> [Exercise brief] From the entries below, pull out each line where "heading" appears.

(Part of a data file)
====================
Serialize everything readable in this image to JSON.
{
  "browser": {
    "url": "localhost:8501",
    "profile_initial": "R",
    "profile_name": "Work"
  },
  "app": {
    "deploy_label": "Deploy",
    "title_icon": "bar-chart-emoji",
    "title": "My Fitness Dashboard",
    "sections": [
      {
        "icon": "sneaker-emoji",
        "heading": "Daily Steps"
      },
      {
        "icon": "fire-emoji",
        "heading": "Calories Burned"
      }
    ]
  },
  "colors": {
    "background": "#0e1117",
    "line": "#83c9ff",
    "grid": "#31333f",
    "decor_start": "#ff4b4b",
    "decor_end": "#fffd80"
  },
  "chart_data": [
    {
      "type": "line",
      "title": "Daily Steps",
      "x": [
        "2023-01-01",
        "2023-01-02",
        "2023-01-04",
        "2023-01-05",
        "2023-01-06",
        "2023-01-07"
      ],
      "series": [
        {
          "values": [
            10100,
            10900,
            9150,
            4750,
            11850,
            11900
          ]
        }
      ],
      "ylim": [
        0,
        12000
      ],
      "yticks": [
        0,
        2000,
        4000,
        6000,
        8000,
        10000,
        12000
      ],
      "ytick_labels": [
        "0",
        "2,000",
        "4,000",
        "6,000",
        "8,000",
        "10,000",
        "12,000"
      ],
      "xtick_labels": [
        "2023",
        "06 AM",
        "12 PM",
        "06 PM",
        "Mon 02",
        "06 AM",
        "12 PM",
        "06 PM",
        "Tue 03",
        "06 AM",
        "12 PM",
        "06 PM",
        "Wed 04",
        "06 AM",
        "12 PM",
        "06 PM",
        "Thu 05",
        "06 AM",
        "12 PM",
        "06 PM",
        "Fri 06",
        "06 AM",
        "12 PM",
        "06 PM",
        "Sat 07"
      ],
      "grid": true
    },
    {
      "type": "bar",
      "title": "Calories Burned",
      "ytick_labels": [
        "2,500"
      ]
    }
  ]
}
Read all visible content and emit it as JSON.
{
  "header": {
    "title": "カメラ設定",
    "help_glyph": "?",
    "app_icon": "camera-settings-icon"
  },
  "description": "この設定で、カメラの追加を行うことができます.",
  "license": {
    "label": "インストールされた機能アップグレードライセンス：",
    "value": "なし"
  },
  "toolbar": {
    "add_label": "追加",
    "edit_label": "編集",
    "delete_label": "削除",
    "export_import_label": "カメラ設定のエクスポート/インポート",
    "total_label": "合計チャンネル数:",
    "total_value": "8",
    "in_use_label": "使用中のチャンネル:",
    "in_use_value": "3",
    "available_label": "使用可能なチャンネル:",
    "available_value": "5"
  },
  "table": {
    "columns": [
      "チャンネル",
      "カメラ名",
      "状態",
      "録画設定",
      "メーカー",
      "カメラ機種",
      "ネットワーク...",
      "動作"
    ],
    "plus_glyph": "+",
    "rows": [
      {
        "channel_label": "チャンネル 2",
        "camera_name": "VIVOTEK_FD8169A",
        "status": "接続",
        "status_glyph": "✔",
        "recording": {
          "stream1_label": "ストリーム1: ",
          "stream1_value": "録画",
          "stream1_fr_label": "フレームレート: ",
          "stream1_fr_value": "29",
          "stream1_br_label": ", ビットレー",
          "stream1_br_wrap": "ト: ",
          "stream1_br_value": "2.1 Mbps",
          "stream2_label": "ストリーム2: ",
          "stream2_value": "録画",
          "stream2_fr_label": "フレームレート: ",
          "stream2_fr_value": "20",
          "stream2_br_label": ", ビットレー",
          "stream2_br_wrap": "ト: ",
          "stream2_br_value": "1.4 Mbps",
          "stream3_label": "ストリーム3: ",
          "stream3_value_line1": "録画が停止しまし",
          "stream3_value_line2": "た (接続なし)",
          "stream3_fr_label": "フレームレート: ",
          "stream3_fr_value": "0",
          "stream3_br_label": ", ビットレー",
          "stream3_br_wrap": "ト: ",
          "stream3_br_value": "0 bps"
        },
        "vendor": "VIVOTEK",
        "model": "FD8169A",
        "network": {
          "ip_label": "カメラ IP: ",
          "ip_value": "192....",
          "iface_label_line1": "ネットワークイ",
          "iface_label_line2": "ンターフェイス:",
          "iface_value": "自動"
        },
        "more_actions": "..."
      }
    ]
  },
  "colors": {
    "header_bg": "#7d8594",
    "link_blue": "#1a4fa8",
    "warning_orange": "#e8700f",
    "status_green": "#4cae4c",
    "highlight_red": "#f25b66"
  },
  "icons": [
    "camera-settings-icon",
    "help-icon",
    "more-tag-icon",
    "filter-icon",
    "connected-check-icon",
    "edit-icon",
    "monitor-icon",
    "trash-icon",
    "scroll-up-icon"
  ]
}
====================
> [Worked answer]
        "heading": "Daily Steps"
        "heading": "Calories Burned"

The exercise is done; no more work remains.